A block of data
.....

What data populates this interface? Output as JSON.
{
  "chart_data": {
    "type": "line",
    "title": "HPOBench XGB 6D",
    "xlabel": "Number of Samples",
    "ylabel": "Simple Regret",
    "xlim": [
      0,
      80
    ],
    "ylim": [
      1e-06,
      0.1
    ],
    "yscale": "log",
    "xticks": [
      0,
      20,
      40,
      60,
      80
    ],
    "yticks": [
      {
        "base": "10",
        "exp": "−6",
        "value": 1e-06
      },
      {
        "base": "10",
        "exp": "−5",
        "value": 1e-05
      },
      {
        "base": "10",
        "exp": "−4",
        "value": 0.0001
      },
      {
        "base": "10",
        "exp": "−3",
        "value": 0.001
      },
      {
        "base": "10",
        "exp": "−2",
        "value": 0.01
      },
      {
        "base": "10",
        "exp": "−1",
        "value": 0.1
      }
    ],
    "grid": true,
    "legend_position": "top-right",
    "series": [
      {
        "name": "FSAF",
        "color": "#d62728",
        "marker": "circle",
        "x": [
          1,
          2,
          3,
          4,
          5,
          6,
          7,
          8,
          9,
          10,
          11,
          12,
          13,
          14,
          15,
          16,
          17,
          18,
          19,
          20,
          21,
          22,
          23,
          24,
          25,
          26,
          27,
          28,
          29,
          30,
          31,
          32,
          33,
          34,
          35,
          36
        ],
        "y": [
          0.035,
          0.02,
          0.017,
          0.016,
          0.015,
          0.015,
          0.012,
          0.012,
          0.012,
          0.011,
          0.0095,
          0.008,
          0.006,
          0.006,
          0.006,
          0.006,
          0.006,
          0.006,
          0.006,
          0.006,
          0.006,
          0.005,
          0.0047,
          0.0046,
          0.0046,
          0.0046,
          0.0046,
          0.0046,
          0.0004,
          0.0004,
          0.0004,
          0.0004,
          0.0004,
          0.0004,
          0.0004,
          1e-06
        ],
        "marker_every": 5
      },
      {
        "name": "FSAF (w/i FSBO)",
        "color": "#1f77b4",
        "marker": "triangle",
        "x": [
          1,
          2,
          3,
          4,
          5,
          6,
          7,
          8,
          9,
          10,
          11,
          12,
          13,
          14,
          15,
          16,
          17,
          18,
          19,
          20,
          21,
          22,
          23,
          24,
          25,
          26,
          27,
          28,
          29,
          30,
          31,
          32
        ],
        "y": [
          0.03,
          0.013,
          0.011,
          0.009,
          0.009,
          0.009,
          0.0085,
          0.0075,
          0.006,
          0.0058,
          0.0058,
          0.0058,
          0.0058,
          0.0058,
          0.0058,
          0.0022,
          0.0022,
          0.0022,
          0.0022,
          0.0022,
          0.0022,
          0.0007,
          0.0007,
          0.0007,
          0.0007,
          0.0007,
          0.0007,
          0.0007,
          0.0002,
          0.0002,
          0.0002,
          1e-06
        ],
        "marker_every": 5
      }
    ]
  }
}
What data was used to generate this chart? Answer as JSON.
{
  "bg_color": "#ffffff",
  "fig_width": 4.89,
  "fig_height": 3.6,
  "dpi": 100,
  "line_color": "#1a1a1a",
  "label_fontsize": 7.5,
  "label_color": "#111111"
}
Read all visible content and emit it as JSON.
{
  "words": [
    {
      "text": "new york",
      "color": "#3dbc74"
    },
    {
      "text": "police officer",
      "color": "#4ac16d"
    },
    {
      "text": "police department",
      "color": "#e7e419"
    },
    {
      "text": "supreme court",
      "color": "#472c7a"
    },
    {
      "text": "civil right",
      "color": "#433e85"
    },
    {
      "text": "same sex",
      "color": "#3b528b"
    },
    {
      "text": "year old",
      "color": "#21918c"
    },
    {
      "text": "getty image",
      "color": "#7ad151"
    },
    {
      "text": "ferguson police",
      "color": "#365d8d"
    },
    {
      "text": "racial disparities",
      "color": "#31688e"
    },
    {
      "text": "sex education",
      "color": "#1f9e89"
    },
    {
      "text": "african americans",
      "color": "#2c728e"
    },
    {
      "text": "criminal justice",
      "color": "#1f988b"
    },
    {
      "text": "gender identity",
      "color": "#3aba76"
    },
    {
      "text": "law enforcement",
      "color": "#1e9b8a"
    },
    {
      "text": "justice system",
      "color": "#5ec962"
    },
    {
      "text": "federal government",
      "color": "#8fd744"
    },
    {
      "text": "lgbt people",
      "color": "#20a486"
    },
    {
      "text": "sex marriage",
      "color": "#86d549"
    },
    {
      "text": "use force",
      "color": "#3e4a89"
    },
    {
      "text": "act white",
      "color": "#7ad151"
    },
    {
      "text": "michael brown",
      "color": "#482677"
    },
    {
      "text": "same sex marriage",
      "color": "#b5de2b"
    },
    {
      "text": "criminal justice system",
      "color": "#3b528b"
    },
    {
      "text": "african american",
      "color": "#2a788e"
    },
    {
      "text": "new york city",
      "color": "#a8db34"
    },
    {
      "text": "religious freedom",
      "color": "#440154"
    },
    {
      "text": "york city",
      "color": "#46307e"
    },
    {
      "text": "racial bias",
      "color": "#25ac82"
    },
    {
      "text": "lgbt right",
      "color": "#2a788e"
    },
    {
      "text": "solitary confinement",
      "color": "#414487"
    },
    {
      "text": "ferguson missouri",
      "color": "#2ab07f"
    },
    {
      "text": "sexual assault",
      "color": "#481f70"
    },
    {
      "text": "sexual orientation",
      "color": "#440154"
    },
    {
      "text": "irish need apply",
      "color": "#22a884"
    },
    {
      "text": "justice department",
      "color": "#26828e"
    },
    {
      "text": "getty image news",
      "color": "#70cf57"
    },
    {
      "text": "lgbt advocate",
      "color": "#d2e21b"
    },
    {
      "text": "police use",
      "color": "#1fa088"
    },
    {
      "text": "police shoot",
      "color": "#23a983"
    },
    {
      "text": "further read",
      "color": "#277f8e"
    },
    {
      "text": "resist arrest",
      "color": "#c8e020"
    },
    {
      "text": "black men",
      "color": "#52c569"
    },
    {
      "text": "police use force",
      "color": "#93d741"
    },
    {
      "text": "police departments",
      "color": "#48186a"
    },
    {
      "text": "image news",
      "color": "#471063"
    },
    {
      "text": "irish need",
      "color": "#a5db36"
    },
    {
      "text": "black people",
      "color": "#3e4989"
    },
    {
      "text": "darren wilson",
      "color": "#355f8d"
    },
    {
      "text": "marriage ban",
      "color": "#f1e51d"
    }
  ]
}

.....

● Task objective
Each line of the material must be restated exactly.

● Written answer
What data populates this interface? Output as JSON.
{
  "chart_data": {
    "type": "line",
    "title": "HPOBench XGB 6D",
    "xlabel": "Number of Samples",
    "ylabel": "Simple Regret",
    "xlim": [
      0,
      80
    ],
    "ylim": [
      1e-06,
      0.1
    ],
    "yscale": "log",
    "xticks": [
      0,
      20,
      40,
      60,
      80
    ],
    "yticks": [
      {
        "base": "10",
        "exp": "−6",
        "value": 1e-06
      },
      {
        "base": "10",
        "exp": "−5",
        "value": 1e-05
      },
      {
        "base": "10",
        "exp": "−4",
        "value": 0.0001
      },
      {
        "base": "10",
        "exp": "−3",
        "value": 0.001
      },
      {
        "base": "10",
        "exp": "−2",
        "value": 0.01
      },
      {
        "base": "10",
        "exp": "−1",
        "value": 0.1
      }
    ],
    "grid": true,
    "legend_position": "top-right",
    "series": [
      {
        "name": "FSAF",
        "color": "#d62728",
        "marker": "circle",
        "x": [
          1,
          2,
          3,
          4,
          5,
          6,
          7,
          8,
          9,
          10,
          11,
          12,
          13,
          14,
          15,
          16,
          17,
          18,
          19,
          20,
          21,
          22,
          23,
          24,
          25,
          26,
          27,
          28,
          29,
          30,
          31,
          32,
          33,
          34,
          35,
          36
        ],
        "y": [
          0.035,
          0.02,
          0.017,
          0.016,
          0.015,
          0.015,
          0.012,
          0.012,
          0.012,
          0.011,
          0.0095,
          0.008,
          0.006,
          0.006,
          0.006,
          0.006,
          0.006,
          0.006,
          0.006,
          0.006,
          0.006,
          0.005,
          0.0047,
          0.0046,
          0.0046,
          0.0046,
          0.0046,
          0.0046,
          0.0004,
          0.0004,
          0.0004,
          0.0004,
          0.0004,
          0.0004,
          0.0004,
          1e-06
        ],
        "marker_every": 5
      },
      {
        "name": "FSAF (w/i FSBO)",
        "color": "#1f77b4",
        "marker": "triangle",
        "x": [
          1,
          2,
          3,
          4,
          5,
          6,
          7,
          8,
          9,
          10,
          11,
          12,
          13,
          14,
          15,
          16,
          17,
          18,
          19,
          20,
          21,
          22,
          23,
          24,
          25,
          26,
          27,
          28,
          29,
          30,
          31,
          32
        ],
        "y": [
          0.03,
          0.013,
          0.011,
          0.009,
          0.009,
          0.009,
          0.0085,
          0.0075,
          0.006,
          0.0058,
          0.0058,
          0.0058,
          0.0058,
          0.0058,
          0.0058,
          0.0022,
          0.0022,
          0.0022,
          0.0022,
          0.0022,
          0.0022,
          0.0007,
          0.0007,
          0.0007,
          0.0007,
          0.0007,
          0.0007,
          0.0007,
          0.0002,
          0.0002,
          0.0002,
          1e-06
        ],
        "marker_every": 5
      }
    ]
  }
}
What data was used to generate this chart? Answer as JSON.
{
  "bg_color": "#ffffff",
  "fig_width": 4.89,
  "fig_height": 3.6,
  "dpi": 100,
  "line_color": "#1a1a1a",
  "label_fontsize": 7.5,
  "label_color": "#111111"
}
Read all visible content and emit it as JSON.
{
  "words": [
    {
      "text": "new york",
      "color": "#3dbc74"
    },
    {
      "text": "police officer",
      "color": "#4ac16d"
    },
    {
      "text": "police department",
      "color": "#e7e419"
    },
    {
      "text": "supreme court",
      "color": "#472c7a"
    },
    {
      "text": "civil right",
      "color": "#433e85"
    },
    {
      "text": "same sex",
      "color": "#3b528b"
    },
    {
      "text": "year old",
      "color": "#21918c"
    },
    {
      "text": "getty image",
      "color": "#7ad151"
    },
    {
      "text": "ferguson police",
      "color": "#365d8d"
    },
    {
      "text": "racial disparities",
      "color": "#31688e"
    },
    {
      "text": "sex education",
      "color": "#1f9e89"
    },
    {
      "text": "african americans",
      "color": "#2c728e"
    },
    {
      "text": "criminal justice",
      "color": "#1f988b"
    },
    {
      "text": "gender identity",
      "color": "#3aba76"
    },
    {
      "text": "law enforcement",
      "color": "#1e9b8a"
    },
    {
      "text": "justice system",
      "color": "#5ec962"
    },
    {
      "text": "federal government",
      "color": "#8fd744"
    },
    {
      "text": "lgbt people",
      "color": "#20a486"
    },
    {
      "text": "sex marriage",
      "color": "#86d549"
    },
    {
      "text": "use force",
      "color": "#3e4a89"
    },
    {
      "text": "act white",
      "color": "#7ad151"
    },
    {
      "text": "michael brown",
      "color": "#482677"
    },
    {
      "text": "same sex marriage",
      "color": "#b5de2b"
    },
    {
      "text": "criminal justice system",
      "color": "#3b528b"
    },
    {
      "text": "african american",
      "color": "#2a788e"
    },
    {
      "text": "new york city",
      "color": "#a8db34"
    },
    {
      "text": "religious freedom",
      "color": "#440154"
    },
    {
      "text": "york city",
      "color": "#46307e"
    },
    {
      "text": "racial bias",
      "color": "#25ac82"
    },
    {
      "text": "lgbt right",
      "color": "#2a788e"
    },
    {
      "text": "solitary confinement",
      "color": "#414487"
    },
    {
      "text": "ferguson missouri",
      "color": "#2ab07f"
    },
    {
      "text": "sexual assault",
      "color": "#481f70"
    },
    {
      "text": "sexual orientation",
      "color": "#440154"
    },
    {
      "text": "irish need apply",
      "color": "#22a884"
    },
    {
      "text": "justice department",
      "color": "#26828e"
    },
    {
      "text": "getty image news",
      "color": "#70cf57"
    },
    {
      "text": "lgbt advocate",
      "color": "#d2e21b"
    },
    {
      "text": "police use",
      "color": "#1fa088"
    },
    {
      "text": "police shoot",
      "color": "#23a983"
    },
    {
      "text": "further read",
      "color": "#277f8e"
    },
    {
      "text": "resist arrest",
      "color": "#c8e020"
    },
    {
      "text": "black men",
      "color": "#52c569"
    },
    {
      "text": "police use force",
      "color": "#93d741"
    },
    {
      "text": "police departments",
      "color": "#48186a"
    },
    {
      "text": "image news",
      "color": "#471063"
    },
    {
      "text": "irish need",
      "color": "#a5db36"
    },
    {
      "text": "black people",
      "color": "#3e4989"
    },
    {
      "text": "darren wilson",
      "color": "#355f8d"
    },
    {
      "text": "marriage ban",
      "color": "#f1e51d"
    }
  ]
}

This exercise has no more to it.